-- BEGIN Data lines --

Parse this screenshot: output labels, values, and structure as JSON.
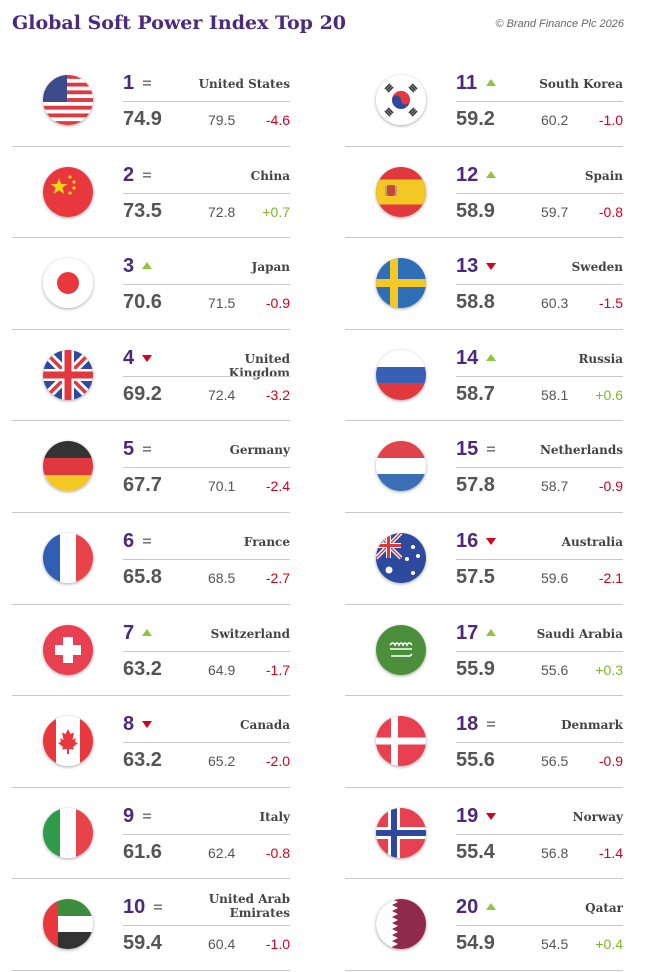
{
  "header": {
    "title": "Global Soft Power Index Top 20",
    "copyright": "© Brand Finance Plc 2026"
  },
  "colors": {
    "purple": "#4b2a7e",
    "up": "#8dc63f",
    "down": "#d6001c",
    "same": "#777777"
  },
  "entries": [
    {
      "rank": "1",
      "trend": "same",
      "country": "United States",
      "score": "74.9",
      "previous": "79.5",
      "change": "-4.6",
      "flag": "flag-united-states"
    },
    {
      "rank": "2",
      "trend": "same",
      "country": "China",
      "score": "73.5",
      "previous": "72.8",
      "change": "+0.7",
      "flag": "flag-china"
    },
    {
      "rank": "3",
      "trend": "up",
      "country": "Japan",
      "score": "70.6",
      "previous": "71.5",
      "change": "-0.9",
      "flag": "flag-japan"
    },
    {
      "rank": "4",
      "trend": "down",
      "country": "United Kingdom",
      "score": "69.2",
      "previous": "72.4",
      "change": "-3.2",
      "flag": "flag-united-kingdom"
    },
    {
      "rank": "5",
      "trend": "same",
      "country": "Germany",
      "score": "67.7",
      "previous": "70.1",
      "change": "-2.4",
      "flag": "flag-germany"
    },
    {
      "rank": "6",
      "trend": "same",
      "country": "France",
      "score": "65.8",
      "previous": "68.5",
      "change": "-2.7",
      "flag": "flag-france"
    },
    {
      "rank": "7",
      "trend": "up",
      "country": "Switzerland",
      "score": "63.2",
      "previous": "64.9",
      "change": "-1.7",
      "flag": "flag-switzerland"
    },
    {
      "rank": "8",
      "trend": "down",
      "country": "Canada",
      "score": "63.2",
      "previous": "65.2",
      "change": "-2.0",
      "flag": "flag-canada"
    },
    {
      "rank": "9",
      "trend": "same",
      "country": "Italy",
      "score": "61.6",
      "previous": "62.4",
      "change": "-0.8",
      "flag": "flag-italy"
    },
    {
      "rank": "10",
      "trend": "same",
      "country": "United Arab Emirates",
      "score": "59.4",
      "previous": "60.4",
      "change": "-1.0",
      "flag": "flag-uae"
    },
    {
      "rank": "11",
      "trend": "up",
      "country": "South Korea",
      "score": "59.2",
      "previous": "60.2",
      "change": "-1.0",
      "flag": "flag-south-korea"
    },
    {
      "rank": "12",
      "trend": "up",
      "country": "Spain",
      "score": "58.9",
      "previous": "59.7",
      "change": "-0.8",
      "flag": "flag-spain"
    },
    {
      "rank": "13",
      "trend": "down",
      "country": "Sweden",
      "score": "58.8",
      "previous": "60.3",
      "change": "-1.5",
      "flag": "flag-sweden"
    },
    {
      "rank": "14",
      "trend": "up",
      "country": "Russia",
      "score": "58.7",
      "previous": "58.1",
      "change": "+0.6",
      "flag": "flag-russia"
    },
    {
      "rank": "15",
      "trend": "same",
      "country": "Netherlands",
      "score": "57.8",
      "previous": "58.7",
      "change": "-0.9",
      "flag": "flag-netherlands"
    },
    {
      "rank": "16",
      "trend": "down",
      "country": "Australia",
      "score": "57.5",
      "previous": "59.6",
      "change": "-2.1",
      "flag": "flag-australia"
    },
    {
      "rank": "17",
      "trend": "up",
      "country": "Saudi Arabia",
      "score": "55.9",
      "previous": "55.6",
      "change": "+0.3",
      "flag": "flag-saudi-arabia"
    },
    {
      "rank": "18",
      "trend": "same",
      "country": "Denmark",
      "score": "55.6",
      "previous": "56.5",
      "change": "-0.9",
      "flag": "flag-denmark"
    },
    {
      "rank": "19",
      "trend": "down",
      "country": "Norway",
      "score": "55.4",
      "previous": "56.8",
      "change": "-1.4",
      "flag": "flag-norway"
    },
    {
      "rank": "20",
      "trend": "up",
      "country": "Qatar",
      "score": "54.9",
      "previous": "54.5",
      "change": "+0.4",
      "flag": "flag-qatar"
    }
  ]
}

-- END Data lines --

§ Exercise: Excluding the pictures, restate the records above word for word.

§ Right answer:
Parse this screenshot: output labels, values, and structure as JSON.
{
  "header": {
    "title": "Global Soft Power Index Top 20",
    "copyright": "© Brand Finance Plc 2026"
  },
  "colors": {
    "purple": "#4b2a7e",
    "up": "#8dc63f",
    "down": "#d6001c",
    "same": "#777777"
  },
  "entries": [
    {
      "rank": "1",
      "trend": "same",
      "country": "United States",
      "score": "74.9",
      "previous": "79.5",
      "change": "-4.6",
      "flag": "flag-united-states"
    },
    {
      "rank": "2",
      "trend": "same",
      "country": "China",
      "score": "73.5",
      "previous": "72.8",
      "change": "+0.7",
      "flag": "flag-china"
    },
    {
      "rank": "3",
      "trend": "up",
      "country": "Japan",
      "score": "70.6",
      "previous": "71.5",
      "change": "-0.9",
      "flag": "flag-japan"
    },
    {
      "rank": "4",
      "trend": "down",
      "country": "United Kingdom",
      "score": "69.2",
      "previous": "72.4",
      "change": "-3.2",
      "flag": "flag-united-kingdom"
    },
    {
      "rank": "5",
      "trend": "same",
      "country": "Germany",
      "score": "67.7",
      "previous": "70.1",
      "change": "-2.4",
      "flag": "flag-germany"
    },
    {
      "rank": "6",
      "trend": "same",
      "country": "France",
      "score": "65.8",
      "previous": "68.5",
      "change": "-2.7",
      "flag": "flag-france"
    },
    {
      "rank": "7",
      "trend": "up",
      "country": "Switzerland",
      "score": "63.2",
      "previous": "64.9",
      "change": "-1.7",
      "flag": "flag-switzerland"
    },
    {
      "rank": "8",
      "trend": "down",
      "country": "Canada",
      "score": "63.2",
      "previous": "65.2",
      "change": "-2.0",
      "flag": "flag-canada"
    },
    {
      "rank": "9",
      "trend": "same",
      "country": "Italy",
      "score": "61.6",
      "previous": "62.4",
      "change": "-0.8",
      "flag": "flag-italy"
    },
    {
      "rank": "10",
      "trend": "same",
      "country": "United Arab Emirates",
      "score": "59.4",
      "previous": "60.4",
      "change": "-1.0",
      "flag": "flag-uae"
    },
    {
      "rank": "11",
      "trend": "up",
      "country": "South Korea",
      "score": "59.2",
      "previous": "60.2",
      "change": "-1.0",
      "flag": "flag-south-korea"
    },
    {
      "rank": "12",
      "trend": "up",
      "country": "Spain",
      "score": "58.9",
      "previous": "59.7",
      "change": "-0.8",
      "flag": "flag-spain"
    },
    {
      "rank": "13",
      "trend": "down",
      "country": "Sweden",
      "score": "58.8",
      "previous": "60.3",
      "change": "-1.5",
      "flag": "flag-sweden"
    },
    {
      "rank": "14",
      "trend": "up",
      "country": "Russia",
      "score": "58.7",
      "previous": "58.1",
      "change": "+0.6",
      "flag": "flag-russia"
    },
    {
      "rank": "15",
      "trend": "same",
      "country": "Netherlands",
      "score": "57.8",
      "previous": "58.7",
      "change": "-0.9",
      "flag": "flag-netherlands"
    },
    {
      "rank": "16",
      "trend": "down",
      "country": "Australia",
      "score": "57.5",
      "previous": "59.6",
      "change": "-2.1",
      "flag": "flag-australia"
    },
    {
      "rank": "17",
      "trend": "up",
      "country": "Saudi Arabia",
      "score": "55.9",
      "previous": "55.6",
      "change": "+0.3",
      "flag": "flag-saudi-arabia"
    },
    {
      "rank": "18",
      "trend": "same",
      "country": "Denmark",
      "score": "55.6",
      "previous": "56.5",
      "change": "-0.9",
      "flag": "flag-denmark"
    },
    {
      "rank": "19",
      "trend": "down",
      "country": "Norway",
      "score": "55.4",
      "previous": "56.8",
      "change": "-1.4",
      "flag": "flag-norway"
    },
    {
      "rank": "20",
      "trend": "up",
      "country": "Qatar",
      "score": "54.9",
      "previous": "54.5",
      "change": "+0.4",
      "flag": "flag-qatar"
    }
  ]
}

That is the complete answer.